***** PROVIDED DATA *****
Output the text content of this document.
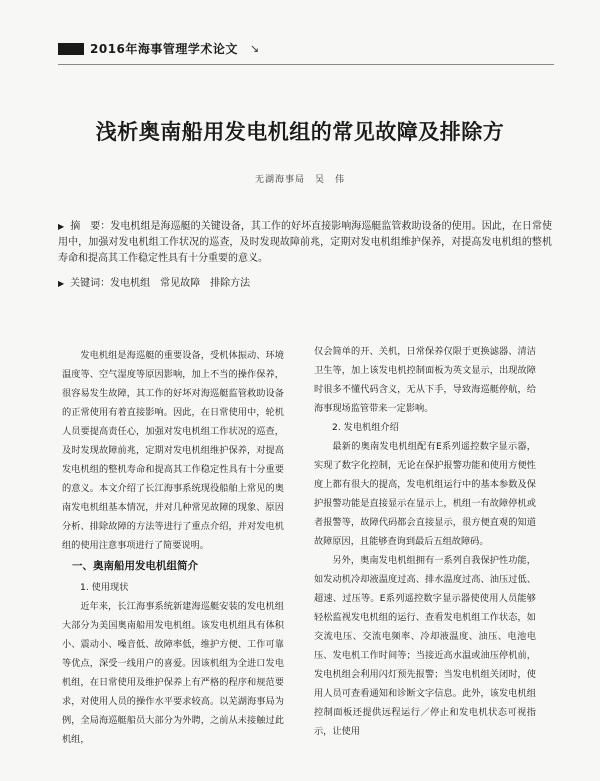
2016年海事管理学术论文 ↘
浅析奥南船用发电机组的常见故障及排除方
无湖海事局　吴　伟
▶ 摘　要：发电机组是海巡艇的关键设备，其工作的好坏直接影响海巡艇监管救助设备的使用。因此，在日常使用中，加强对发电机组工作状况的巡查，及时发现故障前兆，定期对发电机组维护保养，对提高发电机组的整机寿命和提高其工作稳定性具有十分重要的意义。
▶ 关键词：发电机组 常见故障 排除方法

发电机组是海巡艇的重要设备，受机体振动、环境温度等、空气湿度等原因影响，加上不当的操作保养，很容易发生故障，其工作的好坏对海巡艇监管救助设备的正常使用有着直接影响。因此，在日常使用中，轮机人员要提高责任心，加强对发电机组工作状况的巡查，及时发现故障前兆，定期对发电机组维护保养，对提高发电机组的整机寿命和提高其工作稳定性具有十分重要的意义。本文介绍了长江海事系统现役船舶上常见的奥南发电机组基本情况，并对几种常见故障的现象、原因分析、排除故障的方法等进行了重点介绍，并对发电机组的使用注意事项进行了简要说明。

一、奥南船用发电机组简介

1. 使用现状

近年来，长江海事系统新建海巡艇安装的发电机组大部分为美国奥南船用发电机组。该发电机组具有体积小、震动小、噪音低、故障率低，维护方便、工作可靠等优点，深受一线用户的喜爱。因该机组为全进口发电机组，在日常使用及维护保养上有严格的程序和规范要求，对使用人员的操作水平要求较高。以芜湖海事局为例，全局海巡艇船员大部分为外聘，之前从未接触过此机组，

仅会简单的开、关机，日常保养仅限于更换滤器、清洁卫生等，加上该发电机控制面板为英文显示，出现故障时很多不懂代码含义，无从下手，导致海巡艇停航，给海事现场监管带来一定影响。

2. 发电机组介绍

最新的奥南发电机组配有E系列遥控数字显示器，实现了数字化控制，无论在保护报警功能和使用方便性度上都有很大的提高，发电机组运行中的基本参数及保护报警功能是直接显示在显示上，机组一有故障停机或者报警等，故障代码都会直接显示，很方便直观的知道故障原因，且能够查询到最后五组故障码。

另外，奥南发电机组拥有一系列自我保护性功能，如发动机冷却液温度过高、排水温度过高、油压过低、超速、过压等。E系列遥控数字显示器使使用人员能够轻松监视发电机组的运行、查看发电机组工作状态，如交流电压、交流电频率、冷却液温度、油压、电池电压、发电机工作时间等；当接近高水温或油压停机前，发电机组会利用闪灯预先报警；当发电机组关闭时，使用人员可查看通知和诊断文字信息。此外，该发电机组控制面板还提供远程运行／停止和发电机状态可视指示，让使用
*****
◆ **TASK PROMPT**: Print the complete listing exactly as it stands, without its pictures.

◆ **WRITTEN SOLUTION**:
Output the text content of this document.
2016年海事管理学术论文 ↘
浅析奥南船用发电机组的常见故障及排除方
无湖海事局　吴　伟
▶ 摘　要：发电机组是海巡艇的关键设备，其工作的好坏直接影响海巡艇监管救助设备的使用。因此，在日常使用中，加强对发电机组工作状况的巡查，及时发现故障前兆，定期对发电机组维护保养，对提高发电机组的整机寿命和提高其工作稳定性具有十分重要的意义。
▶ 关键词：发电机组 常见故障 排除方法

发电机组是海巡艇的重要设备，受机体振动、环境温度等、空气湿度等原因影响，加上不当的操作保养，很容易发生故障，其工作的好坏对海巡艇监管救助设备的正常使用有着直接影响。因此，在日常使用中，轮机人员要提高责任心，加强对发电机组工作状况的巡查，及时发现故障前兆，定期对发电机组维护保养，对提高发电机组的整机寿命和提高其工作稳定性具有十分重要的意义。本文介绍了长江海事系统现役船舶上常见的奥南发电机组基本情况，并对几种常见故障的现象、原因分析、排除故障的方法等进行了重点介绍，并对发电机组的使用注意事项进行了简要说明。

一、奥南船用发电机组简介

1. 使用现状

近年来，长江海事系统新建海巡艇安装的发电机组大部分为美国奥南船用发电机组。该发电机组具有体积小、震动小、噪音低、故障率低，维护方便、工作可靠等优点，深受一线用户的喜爱。因该机组为全进口发电机组，在日常使用及维护保养上有严格的程序和规范要求，对使用人员的操作水平要求较高。以芜湖海事局为例，全局海巡艇船员大部分为外聘，之前从未接触过此机组，

仅会简单的开、关机，日常保养仅限于更换滤器、清洁卫生等，加上该发电机控制面板为英文显示，出现故障时很多不懂代码含义，无从下手，导致海巡艇停航，给海事现场监管带来一定影响。

2. 发电机组介绍

最新的奥南发电机组配有E系列遥控数字显示器，实现了数字化控制，无论在保护报警功能和使用方便性度上都有很大的提高，发电机组运行中的基本参数及保护报警功能是直接显示在显示上，机组一有故障停机或者报警等，故障代码都会直接显示，很方便直观的知道故障原因，且能够查询到最后五组故障码。

另外，奥南发电机组拥有一系列自我保护性功能，如发动机冷却液温度过高、排水温度过高、油压过低、超速、过压等。E系列遥控数字显示器使使用人员能够轻松监视发电机组的运行、查看发电机组工作状态，如交流电压、交流电频率、冷却液温度、油压、电池电压、发电机工作时间等；当接近高水温或油压停机前，发电机组会利用闪灯预先报警；当发电机组关闭时，使用人员可查看通知和诊断文字信息。此外，该发电机组控制面板还提供远程运行／停止和发电机状态可视指示，让使用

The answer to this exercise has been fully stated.